**Set task:** Which lines hold the word "October"? Copy each of them.

**Record excerpts:**

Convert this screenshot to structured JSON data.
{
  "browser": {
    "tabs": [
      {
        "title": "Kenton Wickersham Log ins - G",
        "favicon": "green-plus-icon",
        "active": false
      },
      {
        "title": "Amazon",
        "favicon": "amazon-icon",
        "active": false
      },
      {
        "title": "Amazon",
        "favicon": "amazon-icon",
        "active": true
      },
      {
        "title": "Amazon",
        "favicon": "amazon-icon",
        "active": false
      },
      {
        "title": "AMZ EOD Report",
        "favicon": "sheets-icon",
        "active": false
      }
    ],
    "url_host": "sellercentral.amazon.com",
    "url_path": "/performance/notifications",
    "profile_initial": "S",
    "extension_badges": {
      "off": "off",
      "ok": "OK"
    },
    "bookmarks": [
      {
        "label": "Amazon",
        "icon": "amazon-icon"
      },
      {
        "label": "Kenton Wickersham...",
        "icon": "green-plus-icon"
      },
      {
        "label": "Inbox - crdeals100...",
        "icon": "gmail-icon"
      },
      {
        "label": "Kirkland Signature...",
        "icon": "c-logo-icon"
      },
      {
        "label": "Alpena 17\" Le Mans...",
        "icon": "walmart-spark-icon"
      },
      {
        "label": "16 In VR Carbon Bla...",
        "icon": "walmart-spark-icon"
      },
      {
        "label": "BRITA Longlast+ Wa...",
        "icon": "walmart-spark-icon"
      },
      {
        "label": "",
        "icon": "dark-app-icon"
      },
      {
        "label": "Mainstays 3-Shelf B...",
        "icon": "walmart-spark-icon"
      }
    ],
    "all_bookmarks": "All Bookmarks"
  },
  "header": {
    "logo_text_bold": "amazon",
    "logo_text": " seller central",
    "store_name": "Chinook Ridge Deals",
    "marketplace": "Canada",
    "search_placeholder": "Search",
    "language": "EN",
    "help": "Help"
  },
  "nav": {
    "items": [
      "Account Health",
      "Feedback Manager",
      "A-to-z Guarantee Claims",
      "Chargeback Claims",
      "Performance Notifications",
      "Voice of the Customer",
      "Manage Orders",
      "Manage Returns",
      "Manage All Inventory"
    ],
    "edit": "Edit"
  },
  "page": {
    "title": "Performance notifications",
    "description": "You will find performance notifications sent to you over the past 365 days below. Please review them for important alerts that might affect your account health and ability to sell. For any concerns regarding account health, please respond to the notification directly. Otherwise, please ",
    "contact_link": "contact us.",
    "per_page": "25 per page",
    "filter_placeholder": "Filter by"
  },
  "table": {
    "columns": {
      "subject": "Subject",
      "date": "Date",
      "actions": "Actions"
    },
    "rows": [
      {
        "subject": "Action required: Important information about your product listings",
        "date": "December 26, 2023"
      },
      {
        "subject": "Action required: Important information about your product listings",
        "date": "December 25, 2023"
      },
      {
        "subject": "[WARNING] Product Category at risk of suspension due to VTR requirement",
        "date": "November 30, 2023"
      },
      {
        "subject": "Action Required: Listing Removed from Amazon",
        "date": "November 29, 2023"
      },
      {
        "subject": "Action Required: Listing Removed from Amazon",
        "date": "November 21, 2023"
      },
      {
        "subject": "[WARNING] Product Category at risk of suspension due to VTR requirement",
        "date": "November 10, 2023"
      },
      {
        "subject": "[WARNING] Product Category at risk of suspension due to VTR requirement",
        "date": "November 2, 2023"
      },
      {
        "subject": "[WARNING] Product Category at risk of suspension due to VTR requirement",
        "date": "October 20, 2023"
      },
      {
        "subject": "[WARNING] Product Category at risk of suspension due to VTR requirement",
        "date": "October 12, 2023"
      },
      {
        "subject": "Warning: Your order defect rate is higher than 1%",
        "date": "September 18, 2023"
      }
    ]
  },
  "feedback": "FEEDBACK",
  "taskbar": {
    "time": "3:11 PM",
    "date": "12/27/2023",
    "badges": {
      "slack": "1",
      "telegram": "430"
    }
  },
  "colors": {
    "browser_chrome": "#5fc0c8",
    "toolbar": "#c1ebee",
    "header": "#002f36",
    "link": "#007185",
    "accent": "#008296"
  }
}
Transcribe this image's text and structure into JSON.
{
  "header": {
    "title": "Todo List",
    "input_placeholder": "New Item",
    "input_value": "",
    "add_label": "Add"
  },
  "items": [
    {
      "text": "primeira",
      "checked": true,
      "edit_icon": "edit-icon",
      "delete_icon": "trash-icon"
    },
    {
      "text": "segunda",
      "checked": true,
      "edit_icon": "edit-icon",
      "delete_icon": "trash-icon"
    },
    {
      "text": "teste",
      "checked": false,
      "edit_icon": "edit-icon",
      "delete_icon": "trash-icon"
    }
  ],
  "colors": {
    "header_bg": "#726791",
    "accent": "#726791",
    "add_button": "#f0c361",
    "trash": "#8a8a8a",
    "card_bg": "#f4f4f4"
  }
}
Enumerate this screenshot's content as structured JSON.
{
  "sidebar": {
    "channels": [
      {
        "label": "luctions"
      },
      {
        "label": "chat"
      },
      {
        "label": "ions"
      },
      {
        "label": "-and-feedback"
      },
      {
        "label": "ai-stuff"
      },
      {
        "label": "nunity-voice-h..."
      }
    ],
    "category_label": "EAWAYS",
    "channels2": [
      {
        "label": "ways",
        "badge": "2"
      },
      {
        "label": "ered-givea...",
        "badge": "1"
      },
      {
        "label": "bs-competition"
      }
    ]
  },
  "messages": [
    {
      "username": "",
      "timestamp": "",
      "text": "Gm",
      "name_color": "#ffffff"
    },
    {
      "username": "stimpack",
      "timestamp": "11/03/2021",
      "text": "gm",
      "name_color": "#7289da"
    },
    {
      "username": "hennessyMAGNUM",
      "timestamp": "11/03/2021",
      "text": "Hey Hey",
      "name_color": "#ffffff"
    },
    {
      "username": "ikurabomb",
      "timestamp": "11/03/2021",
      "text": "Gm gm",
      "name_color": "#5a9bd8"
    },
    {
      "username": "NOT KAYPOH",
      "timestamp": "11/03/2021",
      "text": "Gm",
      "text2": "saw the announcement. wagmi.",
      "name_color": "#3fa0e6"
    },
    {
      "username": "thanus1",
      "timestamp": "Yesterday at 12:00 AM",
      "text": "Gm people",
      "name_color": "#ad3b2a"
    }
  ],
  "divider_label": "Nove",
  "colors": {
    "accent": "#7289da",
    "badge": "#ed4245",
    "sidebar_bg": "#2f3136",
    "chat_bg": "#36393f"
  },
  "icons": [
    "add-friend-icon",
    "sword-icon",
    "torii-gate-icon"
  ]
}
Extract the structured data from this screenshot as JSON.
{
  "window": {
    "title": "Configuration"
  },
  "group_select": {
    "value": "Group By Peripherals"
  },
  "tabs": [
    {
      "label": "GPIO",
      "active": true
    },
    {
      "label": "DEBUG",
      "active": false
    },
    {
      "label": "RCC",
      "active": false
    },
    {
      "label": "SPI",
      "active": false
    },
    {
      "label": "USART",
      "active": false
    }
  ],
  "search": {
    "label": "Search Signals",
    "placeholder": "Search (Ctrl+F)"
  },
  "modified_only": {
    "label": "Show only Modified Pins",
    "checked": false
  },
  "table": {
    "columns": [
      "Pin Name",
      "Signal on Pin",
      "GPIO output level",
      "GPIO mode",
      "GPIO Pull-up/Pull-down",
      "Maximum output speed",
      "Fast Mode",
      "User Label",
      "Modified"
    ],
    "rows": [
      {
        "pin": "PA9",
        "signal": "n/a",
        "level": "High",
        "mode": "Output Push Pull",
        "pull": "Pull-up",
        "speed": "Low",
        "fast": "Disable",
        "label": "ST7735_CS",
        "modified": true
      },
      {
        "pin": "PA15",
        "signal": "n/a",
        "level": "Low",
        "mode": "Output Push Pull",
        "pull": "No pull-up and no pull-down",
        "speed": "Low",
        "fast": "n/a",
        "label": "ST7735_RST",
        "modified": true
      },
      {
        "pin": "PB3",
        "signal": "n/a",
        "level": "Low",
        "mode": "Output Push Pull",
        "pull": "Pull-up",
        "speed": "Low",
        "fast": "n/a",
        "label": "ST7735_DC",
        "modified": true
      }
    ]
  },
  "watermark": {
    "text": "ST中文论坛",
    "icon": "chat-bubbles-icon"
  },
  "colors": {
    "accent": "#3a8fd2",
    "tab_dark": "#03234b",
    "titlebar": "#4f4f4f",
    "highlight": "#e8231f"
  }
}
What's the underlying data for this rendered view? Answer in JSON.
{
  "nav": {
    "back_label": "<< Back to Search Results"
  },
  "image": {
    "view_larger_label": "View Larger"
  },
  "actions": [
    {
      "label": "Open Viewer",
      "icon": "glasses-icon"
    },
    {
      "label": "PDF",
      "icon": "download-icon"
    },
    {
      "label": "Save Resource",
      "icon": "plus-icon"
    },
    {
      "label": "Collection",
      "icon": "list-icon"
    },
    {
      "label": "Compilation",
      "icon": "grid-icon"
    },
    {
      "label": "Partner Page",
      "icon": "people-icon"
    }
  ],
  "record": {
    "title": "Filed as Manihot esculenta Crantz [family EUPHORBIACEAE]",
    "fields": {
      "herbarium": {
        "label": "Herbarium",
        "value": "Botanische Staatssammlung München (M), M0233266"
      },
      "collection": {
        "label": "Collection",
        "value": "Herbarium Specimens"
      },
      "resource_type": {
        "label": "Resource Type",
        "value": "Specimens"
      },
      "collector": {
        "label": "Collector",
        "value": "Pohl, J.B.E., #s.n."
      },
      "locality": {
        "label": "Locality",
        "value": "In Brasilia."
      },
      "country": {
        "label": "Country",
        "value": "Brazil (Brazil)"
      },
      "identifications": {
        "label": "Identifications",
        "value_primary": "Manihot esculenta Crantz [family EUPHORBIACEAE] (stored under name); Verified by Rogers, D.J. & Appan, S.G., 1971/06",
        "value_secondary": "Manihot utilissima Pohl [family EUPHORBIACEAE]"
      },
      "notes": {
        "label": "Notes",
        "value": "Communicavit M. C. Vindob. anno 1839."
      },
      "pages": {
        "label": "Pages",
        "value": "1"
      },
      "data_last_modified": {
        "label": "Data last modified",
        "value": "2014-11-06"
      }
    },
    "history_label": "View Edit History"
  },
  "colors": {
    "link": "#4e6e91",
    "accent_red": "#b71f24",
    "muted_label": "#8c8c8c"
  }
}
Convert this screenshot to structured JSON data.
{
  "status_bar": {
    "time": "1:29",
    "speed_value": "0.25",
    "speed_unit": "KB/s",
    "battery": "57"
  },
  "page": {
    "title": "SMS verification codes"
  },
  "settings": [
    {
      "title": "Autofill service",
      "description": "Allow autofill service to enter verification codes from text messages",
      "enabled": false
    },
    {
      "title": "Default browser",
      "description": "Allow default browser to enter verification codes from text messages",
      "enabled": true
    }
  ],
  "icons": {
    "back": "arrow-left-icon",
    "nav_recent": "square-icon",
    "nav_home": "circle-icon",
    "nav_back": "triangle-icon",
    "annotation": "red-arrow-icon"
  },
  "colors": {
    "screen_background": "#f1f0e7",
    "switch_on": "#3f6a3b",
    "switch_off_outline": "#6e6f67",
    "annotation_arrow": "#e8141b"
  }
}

**Solution for this task:**
        "date": "October 20, 2023"
        "date": "October 12, 2023"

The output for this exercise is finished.